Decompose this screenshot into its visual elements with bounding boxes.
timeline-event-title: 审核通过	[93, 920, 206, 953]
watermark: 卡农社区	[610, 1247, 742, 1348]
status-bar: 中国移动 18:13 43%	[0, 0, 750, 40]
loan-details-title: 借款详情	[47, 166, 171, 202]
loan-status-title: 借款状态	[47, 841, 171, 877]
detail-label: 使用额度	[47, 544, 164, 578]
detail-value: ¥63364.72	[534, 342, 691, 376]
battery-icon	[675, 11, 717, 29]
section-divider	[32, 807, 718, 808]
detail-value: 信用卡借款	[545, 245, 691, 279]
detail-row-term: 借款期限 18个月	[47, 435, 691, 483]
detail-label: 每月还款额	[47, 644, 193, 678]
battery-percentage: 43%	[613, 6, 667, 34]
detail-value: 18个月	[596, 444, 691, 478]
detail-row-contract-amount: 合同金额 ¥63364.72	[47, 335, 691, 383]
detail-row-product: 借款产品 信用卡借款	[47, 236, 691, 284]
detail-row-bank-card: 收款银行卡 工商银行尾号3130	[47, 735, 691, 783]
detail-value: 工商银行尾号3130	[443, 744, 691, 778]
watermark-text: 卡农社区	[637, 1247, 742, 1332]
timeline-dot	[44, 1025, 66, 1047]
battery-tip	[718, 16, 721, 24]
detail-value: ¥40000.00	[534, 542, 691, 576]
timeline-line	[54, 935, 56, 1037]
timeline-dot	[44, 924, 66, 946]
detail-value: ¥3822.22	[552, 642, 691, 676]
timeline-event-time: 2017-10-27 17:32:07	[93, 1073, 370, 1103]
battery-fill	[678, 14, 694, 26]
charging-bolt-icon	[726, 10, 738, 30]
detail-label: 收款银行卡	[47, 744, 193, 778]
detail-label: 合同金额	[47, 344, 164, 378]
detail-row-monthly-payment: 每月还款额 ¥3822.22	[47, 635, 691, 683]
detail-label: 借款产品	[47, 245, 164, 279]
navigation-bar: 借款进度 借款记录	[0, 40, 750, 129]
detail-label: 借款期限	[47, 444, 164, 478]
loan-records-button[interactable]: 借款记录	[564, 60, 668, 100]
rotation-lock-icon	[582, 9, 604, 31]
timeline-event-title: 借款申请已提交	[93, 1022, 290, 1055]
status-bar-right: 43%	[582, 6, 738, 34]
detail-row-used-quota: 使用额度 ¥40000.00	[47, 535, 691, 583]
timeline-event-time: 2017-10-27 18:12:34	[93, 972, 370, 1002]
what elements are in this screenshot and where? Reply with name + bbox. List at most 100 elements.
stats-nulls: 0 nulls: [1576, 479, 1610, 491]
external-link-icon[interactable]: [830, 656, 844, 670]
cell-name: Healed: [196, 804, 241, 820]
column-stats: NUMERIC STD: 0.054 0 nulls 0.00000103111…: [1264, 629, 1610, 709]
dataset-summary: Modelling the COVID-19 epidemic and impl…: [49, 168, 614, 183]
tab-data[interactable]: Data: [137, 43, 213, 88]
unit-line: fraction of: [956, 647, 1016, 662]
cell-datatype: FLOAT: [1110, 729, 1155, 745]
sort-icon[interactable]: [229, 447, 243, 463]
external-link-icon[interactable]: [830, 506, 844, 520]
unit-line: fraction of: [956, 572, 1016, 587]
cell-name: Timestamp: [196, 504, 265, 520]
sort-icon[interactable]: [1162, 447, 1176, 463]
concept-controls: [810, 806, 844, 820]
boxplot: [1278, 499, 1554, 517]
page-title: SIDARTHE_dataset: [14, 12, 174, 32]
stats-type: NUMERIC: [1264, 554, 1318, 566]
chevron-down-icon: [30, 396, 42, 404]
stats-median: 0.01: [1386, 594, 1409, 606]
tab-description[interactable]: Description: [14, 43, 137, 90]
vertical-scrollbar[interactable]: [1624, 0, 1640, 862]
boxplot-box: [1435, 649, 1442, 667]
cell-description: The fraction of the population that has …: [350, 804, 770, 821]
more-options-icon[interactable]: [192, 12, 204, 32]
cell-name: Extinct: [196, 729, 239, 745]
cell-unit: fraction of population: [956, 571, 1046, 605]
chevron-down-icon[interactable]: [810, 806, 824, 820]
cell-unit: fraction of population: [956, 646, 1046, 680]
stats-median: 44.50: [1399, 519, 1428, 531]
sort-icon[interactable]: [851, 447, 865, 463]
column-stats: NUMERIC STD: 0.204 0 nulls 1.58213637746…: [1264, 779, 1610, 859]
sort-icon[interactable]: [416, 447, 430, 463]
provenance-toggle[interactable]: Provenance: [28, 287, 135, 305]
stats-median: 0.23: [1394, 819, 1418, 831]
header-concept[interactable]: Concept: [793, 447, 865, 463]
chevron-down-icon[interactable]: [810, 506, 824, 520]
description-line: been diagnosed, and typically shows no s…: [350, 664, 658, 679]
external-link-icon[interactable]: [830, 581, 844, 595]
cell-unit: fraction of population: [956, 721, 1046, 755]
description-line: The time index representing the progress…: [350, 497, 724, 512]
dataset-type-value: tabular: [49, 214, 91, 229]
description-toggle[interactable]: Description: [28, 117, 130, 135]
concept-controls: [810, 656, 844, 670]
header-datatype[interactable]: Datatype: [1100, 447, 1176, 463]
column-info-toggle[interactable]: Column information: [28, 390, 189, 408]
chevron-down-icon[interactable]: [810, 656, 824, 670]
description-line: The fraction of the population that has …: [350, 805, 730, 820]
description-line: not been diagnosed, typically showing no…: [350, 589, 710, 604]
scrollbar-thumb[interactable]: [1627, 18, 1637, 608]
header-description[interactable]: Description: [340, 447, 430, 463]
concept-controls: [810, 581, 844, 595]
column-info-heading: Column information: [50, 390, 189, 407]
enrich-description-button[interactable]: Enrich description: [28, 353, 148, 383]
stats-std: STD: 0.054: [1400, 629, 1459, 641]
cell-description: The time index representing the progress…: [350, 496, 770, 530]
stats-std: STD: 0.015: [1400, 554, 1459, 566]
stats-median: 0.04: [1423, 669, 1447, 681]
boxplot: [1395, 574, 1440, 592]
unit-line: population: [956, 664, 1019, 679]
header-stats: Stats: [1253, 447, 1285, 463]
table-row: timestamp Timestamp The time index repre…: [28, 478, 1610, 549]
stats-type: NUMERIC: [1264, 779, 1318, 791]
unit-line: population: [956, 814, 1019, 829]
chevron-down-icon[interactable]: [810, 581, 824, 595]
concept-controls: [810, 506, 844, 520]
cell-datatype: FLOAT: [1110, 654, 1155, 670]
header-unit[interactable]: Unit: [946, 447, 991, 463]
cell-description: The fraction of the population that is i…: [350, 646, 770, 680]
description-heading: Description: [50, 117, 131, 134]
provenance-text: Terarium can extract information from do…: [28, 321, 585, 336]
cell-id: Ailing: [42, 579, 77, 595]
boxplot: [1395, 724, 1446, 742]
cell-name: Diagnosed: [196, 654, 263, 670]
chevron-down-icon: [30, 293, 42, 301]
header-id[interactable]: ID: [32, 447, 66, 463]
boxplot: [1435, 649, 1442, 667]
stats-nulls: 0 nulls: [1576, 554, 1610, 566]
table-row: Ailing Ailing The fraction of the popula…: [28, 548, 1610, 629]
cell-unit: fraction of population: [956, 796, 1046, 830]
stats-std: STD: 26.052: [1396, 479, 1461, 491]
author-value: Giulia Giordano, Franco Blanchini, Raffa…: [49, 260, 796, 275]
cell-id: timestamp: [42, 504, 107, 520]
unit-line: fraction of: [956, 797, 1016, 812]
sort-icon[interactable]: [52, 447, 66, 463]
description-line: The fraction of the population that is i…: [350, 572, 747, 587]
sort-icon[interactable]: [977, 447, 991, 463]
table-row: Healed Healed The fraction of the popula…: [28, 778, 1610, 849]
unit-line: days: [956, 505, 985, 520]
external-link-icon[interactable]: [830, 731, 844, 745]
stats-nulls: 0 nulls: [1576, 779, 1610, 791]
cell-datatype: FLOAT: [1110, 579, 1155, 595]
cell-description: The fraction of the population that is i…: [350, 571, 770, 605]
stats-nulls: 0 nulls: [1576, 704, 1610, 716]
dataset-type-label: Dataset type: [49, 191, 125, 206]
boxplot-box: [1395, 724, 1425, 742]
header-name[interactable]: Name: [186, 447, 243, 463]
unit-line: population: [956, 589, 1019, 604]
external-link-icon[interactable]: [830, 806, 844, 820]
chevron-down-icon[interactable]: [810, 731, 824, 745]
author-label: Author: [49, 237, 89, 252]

**SET EXERCISE**
Return the listing word for word from its first line through the line containing "166, 171, 202]", including both ends.

**ANSWER IN FULL**
Decompose this screenshot into its visual elements with bounding boxes.
timeline-event-title: 审核通过	[93, 920, 206, 953]
watermark: 卡农社区	[610, 1247, 742, 1348]
status-bar: 中国移动 18:13 43%	[0, 0, 750, 40]
loan-details-title: 借款详情	[47, 166, 171, 202]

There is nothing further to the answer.